(Task statement): Copy out every line of the material below word for word, with no changes.

— START —

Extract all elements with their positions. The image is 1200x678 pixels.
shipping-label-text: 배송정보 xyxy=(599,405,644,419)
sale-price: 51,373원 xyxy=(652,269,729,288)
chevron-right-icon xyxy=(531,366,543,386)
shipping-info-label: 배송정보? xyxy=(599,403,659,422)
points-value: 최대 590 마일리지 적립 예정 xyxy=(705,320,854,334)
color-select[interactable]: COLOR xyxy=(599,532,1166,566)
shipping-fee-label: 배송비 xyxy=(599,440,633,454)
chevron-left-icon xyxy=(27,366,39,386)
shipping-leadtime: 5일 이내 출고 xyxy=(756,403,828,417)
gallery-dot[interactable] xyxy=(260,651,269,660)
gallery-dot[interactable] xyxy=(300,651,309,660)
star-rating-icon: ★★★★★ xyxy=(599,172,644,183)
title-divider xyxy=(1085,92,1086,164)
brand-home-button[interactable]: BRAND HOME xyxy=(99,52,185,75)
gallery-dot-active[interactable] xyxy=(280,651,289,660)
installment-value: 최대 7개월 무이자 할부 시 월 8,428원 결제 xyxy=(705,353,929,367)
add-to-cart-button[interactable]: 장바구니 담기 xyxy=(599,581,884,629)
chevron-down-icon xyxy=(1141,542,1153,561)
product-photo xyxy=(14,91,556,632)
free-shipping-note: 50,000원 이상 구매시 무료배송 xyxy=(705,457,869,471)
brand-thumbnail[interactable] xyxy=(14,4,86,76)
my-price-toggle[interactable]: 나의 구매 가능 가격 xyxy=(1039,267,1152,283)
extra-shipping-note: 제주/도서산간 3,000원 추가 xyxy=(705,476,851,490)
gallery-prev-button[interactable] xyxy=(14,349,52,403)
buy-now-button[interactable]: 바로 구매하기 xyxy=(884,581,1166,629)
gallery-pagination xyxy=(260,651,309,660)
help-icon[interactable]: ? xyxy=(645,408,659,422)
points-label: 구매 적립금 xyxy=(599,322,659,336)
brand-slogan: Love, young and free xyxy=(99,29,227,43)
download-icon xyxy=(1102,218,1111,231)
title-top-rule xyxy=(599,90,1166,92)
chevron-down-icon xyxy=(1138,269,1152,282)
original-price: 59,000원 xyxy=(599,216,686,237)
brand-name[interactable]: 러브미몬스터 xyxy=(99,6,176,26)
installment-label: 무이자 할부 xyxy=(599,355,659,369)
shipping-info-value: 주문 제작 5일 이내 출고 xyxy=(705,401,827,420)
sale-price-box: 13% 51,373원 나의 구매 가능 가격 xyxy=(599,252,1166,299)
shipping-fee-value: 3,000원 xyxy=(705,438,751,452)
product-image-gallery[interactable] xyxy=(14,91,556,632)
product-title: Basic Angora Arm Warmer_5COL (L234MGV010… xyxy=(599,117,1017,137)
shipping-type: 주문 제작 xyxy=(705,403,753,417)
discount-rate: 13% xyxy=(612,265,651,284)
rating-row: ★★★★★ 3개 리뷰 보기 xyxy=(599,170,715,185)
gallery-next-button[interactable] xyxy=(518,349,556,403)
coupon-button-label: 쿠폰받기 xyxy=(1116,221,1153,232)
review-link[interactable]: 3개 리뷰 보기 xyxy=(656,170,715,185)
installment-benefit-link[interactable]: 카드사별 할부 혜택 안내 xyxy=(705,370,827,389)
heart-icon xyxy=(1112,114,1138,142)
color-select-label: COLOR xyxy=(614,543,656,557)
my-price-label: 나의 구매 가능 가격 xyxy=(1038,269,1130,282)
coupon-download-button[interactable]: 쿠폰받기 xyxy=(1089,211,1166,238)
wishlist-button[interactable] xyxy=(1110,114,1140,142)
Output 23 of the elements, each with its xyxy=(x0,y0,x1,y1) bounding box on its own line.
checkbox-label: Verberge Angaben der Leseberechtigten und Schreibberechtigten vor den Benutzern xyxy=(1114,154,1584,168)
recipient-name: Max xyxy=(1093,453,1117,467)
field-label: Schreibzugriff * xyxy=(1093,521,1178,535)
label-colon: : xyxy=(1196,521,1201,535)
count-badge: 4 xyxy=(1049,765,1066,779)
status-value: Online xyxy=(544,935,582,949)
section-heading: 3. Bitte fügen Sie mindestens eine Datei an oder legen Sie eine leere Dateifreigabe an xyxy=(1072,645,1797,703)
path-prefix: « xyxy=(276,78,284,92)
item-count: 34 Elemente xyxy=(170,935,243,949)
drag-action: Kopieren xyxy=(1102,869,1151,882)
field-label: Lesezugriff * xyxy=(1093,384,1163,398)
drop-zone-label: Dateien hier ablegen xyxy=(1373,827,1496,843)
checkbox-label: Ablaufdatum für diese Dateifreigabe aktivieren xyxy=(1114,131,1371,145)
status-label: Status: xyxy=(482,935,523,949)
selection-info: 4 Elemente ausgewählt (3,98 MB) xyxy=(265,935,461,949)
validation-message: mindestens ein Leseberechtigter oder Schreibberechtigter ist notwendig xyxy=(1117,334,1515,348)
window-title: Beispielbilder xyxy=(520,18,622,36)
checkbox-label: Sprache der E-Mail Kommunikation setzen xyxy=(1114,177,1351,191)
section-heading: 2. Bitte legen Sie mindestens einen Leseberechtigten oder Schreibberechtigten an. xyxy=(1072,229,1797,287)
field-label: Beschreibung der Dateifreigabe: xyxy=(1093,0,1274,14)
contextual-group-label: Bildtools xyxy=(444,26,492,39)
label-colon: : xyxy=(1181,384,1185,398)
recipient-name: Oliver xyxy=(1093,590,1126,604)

— END —

(Answer):
Extract all elements with their positions. The image is 1200x678 pixels.
shipping-label-text: 배송정보 xyxy=(599,405,644,419)
sale-price: 51,373원 xyxy=(652,269,729,288)
chevron-right-icon xyxy=(531,366,543,386)
shipping-info-label: 배송정보? xyxy=(599,403,659,422)
points-value: 최대 590 마일리지 적립 예정 xyxy=(705,320,854,334)
color-select[interactable]: COLOR xyxy=(599,532,1166,566)
shipping-fee-label: 배송비 xyxy=(599,440,633,454)
chevron-left-icon xyxy=(27,366,39,386)
shipping-leadtime: 5일 이내 출고 xyxy=(756,403,828,417)
gallery-dot[interactable] xyxy=(260,651,269,660)
gallery-dot[interactable] xyxy=(300,651,309,660)
star-rating-icon: ★★★★★ xyxy=(599,172,644,183)
title-divider xyxy=(1085,92,1086,164)
brand-home-button[interactable]: BRAND HOME xyxy=(99,52,185,75)
gallery-dot-active[interactable] xyxy=(280,651,289,660)
installment-value: 최대 7개월 무이자 할부 시 월 8,428원 결제 xyxy=(705,353,929,367)
add-to-cart-button[interactable]: 장바구니 담기 xyxy=(599,581,884,629)
chevron-down-icon xyxy=(1141,542,1153,561)
product-photo xyxy=(14,91,556,632)
free-shipping-note: 50,000원 이상 구매시 무료배송 xyxy=(705,457,869,471)
brand-thumbnail[interactable] xyxy=(14,4,86,76)
my-price-toggle[interactable]: 나의 구매 가능 가격 xyxy=(1039,267,1152,283)
extra-shipping-note: 제주/도서산간 3,000원 추가 xyxy=(705,476,851,490)
gallery-prev-button[interactable] xyxy=(14,349,52,403)
buy-now-button[interactable]: 바로 구매하기 xyxy=(884,581,1166,629)
gallery-pagination xyxy=(260,651,309,660)
help-icon[interactable]: ? xyxy=(645,408,659,422)
points-label: 구매 적립금 xyxy=(599,322,659,336)
brand-slogan: Love, young and free xyxy=(99,29,227,43)
download-icon xyxy=(1102,218,1111,231)
title-top-rule xyxy=(599,90,1166,92)
chevron-down-icon xyxy=(1138,269,1152,282)
original-price: 59,000원 xyxy=(599,216,686,237)
brand-name[interactable]: 러브미몬스터 xyxy=(99,6,176,26)
installment-label: 무이자 할부 xyxy=(599,355,659,369)
shipping-info-value: 주문 제작 5일 이내 출고 xyxy=(705,401,827,420)
sale-price-box: 13% 51,373원 나의 구매 가능 가격 xyxy=(599,252,1166,299)
shipping-fee-value: 3,000원 xyxy=(705,438,751,452)
product-image-gallery[interactable] xyxy=(14,91,556,632)
product-title: Basic Angora Arm Warmer_5COL (L234MGV010… xyxy=(599,117,1017,137)
shipping-type: 주문 제작 xyxy=(705,403,753,417)
discount-rate: 13% xyxy=(612,265,651,284)
rating-row: ★★★★★ 3개 리뷰 보기 xyxy=(599,170,715,185)
gallery-next-button[interactable] xyxy=(518,349,556,403)
coupon-button-label: 쿠폰받기 xyxy=(1116,221,1153,232)
review-link[interactable]: 3개 리뷰 보기 xyxy=(656,170,715,185)
installment-benefit-link[interactable]: 카드사별 할부 혜택 안내 xyxy=(705,370,827,389)
heart-icon xyxy=(1112,114,1138,142)
color-select-label: COLOR xyxy=(614,543,656,557)
my-price-label: 나의 구매 가능 가격 xyxy=(1038,269,1130,282)
coupon-download-button[interactable]: 쿠폰받기 xyxy=(1089,211,1166,238)
wishlist-button[interactable] xyxy=(1110,114,1140,142)
Output 23 of the elements, each with its xyxy=(x0,y0,x1,y1) bounding box on its own line.
checkbox-label: Verberge Angaben der Leseberechtigten und Schreibberechtigten vor den Benutzern xyxy=(1114,154,1584,168)
recipient-name: Max xyxy=(1093,453,1117,467)
field-label: Schreibzugriff * xyxy=(1093,521,1178,535)
label-colon: : xyxy=(1196,521,1201,535)
count-badge: 4 xyxy=(1049,765,1066,779)
status-value: Online xyxy=(544,935,582,949)
section-heading: 3. Bitte fügen Sie mindestens eine Datei an oder legen Sie eine leere Dateifreigabe an xyxy=(1072,645,1797,703)
path-prefix: « xyxy=(276,78,284,92)
item-count: 34 Elemente xyxy=(170,935,243,949)
drag-action: Kopieren xyxy=(1102,869,1151,882)
field-label: Lesezugriff * xyxy=(1093,384,1163,398)
drop-zone-label: Dateien hier ablegen xyxy=(1373,827,1496,843)
checkbox-label: Ablaufdatum für diese Dateifreigabe aktivieren xyxy=(1114,131,1371,145)
status-label: Status: xyxy=(482,935,523,949)
selection-info: 4 Elemente ausgewählt (3,98 MB) xyxy=(265,935,461,949)
validation-message: mindestens ein Leseberechtigter oder Schreibberechtigter ist notwendig xyxy=(1117,334,1515,348)
window-title: Beispielbilder xyxy=(520,18,622,36)
checkbox-label: Sprache der E-Mail Kommunikation setzen xyxy=(1114,177,1351,191)
section-heading: 2. Bitte legen Sie mindestens einen Leseberechtigten oder Schreibberechtigten an. xyxy=(1072,229,1797,287)
field-label: Beschreibung der Dateifreigabe: xyxy=(1093,0,1274,14)
contextual-group-label: Bildtools xyxy=(444,26,492,39)
label-colon: : xyxy=(1181,384,1185,398)
recipient-name: Oliver xyxy=(1093,590,1126,604)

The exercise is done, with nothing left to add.